> [YOUR GOAL]: Find how many lines of the listing include the string "Bauinvestitionen", and report only that figure.
── PROVIDED DATA ──
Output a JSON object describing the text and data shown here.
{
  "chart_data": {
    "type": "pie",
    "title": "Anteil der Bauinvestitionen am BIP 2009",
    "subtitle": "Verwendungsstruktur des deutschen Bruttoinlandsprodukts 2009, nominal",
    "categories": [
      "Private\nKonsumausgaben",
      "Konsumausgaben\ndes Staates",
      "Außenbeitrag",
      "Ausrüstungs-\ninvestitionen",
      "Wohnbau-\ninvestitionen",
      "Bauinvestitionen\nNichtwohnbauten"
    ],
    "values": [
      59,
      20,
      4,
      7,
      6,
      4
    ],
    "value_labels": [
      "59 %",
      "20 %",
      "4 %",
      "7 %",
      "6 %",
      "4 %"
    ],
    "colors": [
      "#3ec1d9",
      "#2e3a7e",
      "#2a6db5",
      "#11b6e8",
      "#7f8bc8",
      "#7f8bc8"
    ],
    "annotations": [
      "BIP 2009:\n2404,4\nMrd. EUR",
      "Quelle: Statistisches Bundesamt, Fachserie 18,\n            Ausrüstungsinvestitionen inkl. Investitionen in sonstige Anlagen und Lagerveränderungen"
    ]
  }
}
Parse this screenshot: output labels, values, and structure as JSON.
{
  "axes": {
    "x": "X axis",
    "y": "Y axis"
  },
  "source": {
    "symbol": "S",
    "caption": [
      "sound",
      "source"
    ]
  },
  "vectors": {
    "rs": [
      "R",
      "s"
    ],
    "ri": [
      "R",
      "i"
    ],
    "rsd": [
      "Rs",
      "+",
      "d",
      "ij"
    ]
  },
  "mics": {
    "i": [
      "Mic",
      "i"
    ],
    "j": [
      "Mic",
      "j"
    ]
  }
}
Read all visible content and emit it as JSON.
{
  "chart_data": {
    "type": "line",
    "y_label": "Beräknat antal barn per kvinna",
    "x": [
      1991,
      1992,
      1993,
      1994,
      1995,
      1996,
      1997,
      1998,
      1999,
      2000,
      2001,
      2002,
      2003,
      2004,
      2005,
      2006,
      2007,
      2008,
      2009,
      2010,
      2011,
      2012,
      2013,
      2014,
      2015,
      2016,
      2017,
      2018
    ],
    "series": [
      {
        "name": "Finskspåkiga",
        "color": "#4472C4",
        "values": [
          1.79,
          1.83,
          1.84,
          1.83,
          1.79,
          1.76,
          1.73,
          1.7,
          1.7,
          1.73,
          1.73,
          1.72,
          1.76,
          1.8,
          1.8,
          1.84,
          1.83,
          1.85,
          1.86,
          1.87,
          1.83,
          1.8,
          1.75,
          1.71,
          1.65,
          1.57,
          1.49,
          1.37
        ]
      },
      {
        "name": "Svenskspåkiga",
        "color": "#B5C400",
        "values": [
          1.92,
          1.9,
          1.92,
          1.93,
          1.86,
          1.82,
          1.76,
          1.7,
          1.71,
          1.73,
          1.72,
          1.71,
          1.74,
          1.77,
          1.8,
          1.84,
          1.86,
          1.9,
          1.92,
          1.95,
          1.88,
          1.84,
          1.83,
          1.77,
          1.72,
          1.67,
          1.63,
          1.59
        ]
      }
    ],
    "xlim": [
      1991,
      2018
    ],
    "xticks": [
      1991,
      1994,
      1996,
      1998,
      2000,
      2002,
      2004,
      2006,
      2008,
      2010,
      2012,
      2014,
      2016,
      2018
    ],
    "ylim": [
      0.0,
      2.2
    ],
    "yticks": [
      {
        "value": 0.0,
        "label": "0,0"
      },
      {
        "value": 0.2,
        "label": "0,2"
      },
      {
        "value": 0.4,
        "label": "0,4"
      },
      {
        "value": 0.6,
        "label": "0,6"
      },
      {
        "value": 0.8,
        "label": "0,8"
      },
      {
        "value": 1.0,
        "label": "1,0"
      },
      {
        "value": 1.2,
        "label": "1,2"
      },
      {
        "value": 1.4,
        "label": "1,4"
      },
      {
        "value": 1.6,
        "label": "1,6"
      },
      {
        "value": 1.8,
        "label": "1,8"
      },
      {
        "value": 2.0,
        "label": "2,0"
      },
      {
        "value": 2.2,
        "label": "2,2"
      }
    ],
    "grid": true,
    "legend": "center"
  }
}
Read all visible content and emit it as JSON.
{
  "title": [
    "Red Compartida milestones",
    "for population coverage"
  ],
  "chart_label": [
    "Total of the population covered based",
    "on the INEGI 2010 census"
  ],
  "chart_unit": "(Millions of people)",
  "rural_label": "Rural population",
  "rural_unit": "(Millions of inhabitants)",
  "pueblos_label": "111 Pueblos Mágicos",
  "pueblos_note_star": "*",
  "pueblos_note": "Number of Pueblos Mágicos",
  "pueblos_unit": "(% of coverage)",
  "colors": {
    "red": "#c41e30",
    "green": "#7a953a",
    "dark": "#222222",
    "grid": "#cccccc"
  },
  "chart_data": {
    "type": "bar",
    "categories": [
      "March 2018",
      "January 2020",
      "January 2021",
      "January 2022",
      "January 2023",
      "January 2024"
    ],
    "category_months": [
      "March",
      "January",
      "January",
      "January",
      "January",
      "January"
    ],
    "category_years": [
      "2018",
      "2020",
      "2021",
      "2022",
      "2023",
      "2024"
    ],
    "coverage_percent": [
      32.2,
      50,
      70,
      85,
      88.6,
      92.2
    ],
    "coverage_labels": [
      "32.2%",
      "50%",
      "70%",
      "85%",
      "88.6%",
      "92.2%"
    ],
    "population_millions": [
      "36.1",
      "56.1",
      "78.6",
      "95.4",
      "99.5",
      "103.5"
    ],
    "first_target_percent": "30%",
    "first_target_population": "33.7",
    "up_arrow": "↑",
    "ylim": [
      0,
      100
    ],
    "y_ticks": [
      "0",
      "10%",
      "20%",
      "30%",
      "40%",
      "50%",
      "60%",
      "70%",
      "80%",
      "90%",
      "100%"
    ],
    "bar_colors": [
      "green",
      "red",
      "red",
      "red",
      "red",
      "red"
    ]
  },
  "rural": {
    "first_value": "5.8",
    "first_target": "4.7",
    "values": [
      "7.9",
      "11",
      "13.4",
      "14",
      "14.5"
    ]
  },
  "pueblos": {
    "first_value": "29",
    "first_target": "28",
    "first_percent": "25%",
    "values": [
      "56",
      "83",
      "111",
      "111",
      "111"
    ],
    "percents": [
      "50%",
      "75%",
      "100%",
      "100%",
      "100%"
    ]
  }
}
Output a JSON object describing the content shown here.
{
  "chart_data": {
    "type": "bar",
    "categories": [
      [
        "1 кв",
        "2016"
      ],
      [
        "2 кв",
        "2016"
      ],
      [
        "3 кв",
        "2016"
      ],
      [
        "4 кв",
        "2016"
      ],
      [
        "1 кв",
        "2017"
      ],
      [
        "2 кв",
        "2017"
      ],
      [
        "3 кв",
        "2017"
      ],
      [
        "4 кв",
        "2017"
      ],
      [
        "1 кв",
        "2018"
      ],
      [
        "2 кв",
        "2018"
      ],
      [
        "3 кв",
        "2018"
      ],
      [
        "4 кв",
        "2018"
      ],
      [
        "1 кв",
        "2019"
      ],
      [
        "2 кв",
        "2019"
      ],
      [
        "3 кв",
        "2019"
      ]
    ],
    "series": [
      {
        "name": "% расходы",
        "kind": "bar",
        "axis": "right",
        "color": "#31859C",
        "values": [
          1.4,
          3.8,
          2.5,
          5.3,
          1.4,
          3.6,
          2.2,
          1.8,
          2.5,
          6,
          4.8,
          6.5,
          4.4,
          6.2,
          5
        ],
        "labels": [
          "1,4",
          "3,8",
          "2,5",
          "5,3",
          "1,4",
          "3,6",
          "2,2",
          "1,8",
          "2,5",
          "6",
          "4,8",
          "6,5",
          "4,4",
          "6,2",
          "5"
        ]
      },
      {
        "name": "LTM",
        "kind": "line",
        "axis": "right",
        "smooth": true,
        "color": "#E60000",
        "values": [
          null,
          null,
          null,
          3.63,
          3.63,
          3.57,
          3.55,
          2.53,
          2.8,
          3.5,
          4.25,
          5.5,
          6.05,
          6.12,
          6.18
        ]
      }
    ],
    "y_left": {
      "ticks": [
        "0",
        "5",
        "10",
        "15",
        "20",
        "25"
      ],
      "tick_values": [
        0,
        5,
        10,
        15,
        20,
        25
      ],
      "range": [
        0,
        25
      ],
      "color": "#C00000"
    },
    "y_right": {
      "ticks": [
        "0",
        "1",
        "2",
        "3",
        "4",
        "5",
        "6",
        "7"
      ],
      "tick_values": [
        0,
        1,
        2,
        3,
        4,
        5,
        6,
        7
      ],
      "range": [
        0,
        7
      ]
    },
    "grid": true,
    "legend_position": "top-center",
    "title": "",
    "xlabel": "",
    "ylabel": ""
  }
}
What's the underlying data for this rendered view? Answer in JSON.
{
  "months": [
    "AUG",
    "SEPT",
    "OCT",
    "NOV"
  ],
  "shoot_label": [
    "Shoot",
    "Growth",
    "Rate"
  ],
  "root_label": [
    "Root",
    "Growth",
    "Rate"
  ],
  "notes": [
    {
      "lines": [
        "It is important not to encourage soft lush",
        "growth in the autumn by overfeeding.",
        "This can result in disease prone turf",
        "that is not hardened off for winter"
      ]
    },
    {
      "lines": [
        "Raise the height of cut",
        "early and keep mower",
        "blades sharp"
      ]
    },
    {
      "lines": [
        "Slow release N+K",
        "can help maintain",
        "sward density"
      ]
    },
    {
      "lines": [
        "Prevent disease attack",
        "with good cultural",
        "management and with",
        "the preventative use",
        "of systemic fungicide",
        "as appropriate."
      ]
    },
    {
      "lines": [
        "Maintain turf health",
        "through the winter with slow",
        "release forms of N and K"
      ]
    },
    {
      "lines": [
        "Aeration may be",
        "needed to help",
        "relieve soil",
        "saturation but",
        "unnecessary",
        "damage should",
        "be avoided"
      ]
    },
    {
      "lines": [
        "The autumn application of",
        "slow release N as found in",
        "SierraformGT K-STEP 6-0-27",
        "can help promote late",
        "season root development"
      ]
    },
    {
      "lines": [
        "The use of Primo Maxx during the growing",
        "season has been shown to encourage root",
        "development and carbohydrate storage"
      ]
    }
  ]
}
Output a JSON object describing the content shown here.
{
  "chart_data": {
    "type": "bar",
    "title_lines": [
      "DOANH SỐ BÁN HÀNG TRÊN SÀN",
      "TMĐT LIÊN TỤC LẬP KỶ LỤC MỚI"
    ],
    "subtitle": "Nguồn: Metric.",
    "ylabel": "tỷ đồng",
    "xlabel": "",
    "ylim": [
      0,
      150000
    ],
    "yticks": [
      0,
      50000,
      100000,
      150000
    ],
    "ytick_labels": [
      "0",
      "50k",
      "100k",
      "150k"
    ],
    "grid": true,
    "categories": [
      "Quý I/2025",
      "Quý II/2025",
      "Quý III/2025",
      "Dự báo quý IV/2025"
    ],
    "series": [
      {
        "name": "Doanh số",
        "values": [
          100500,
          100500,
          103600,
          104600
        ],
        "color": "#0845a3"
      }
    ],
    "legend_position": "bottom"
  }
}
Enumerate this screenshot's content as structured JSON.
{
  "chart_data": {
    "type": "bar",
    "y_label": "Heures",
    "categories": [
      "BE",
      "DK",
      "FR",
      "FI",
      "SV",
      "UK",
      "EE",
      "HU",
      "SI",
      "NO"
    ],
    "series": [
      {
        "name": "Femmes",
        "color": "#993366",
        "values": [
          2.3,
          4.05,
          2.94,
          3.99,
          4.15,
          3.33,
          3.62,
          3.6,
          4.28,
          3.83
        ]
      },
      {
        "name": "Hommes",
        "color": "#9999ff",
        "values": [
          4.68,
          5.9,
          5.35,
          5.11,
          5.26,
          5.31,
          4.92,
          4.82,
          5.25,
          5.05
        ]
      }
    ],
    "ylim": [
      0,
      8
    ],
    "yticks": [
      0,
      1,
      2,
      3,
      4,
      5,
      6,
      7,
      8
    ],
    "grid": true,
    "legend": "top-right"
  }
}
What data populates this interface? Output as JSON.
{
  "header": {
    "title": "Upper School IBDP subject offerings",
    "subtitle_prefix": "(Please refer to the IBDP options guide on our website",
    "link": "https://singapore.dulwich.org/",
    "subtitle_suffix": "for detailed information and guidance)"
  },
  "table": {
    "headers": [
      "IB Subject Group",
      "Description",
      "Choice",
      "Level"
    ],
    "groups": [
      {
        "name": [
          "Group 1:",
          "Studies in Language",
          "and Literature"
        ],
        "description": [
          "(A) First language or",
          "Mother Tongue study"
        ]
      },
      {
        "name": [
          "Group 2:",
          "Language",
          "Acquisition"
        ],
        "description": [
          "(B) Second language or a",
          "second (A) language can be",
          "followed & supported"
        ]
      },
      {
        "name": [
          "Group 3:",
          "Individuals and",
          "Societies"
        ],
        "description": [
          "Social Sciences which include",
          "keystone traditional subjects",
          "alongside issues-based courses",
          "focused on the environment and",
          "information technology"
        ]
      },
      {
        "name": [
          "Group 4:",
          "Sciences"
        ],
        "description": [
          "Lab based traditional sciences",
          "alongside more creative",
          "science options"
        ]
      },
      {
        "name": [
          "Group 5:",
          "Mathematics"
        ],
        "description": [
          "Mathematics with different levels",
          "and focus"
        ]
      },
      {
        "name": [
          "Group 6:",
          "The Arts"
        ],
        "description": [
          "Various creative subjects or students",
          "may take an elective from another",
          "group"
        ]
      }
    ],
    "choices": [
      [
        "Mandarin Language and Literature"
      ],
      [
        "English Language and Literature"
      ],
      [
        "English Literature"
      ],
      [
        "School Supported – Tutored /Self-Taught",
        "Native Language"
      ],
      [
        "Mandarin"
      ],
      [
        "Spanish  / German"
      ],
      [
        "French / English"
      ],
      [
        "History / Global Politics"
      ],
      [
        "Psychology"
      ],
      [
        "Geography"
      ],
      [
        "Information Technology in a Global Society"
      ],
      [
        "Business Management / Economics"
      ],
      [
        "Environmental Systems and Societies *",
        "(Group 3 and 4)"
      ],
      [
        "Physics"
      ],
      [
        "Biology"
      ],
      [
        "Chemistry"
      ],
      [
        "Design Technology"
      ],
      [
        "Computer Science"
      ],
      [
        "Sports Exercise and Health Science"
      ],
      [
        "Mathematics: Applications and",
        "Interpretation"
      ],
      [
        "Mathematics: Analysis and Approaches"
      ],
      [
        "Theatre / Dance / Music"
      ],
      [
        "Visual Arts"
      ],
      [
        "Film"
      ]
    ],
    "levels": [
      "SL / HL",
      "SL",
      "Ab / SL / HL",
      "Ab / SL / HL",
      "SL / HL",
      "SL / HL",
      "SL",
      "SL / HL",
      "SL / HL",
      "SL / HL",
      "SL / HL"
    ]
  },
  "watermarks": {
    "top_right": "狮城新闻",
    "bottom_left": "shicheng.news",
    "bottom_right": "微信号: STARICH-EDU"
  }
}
───
> [TASK ANSWER]: 2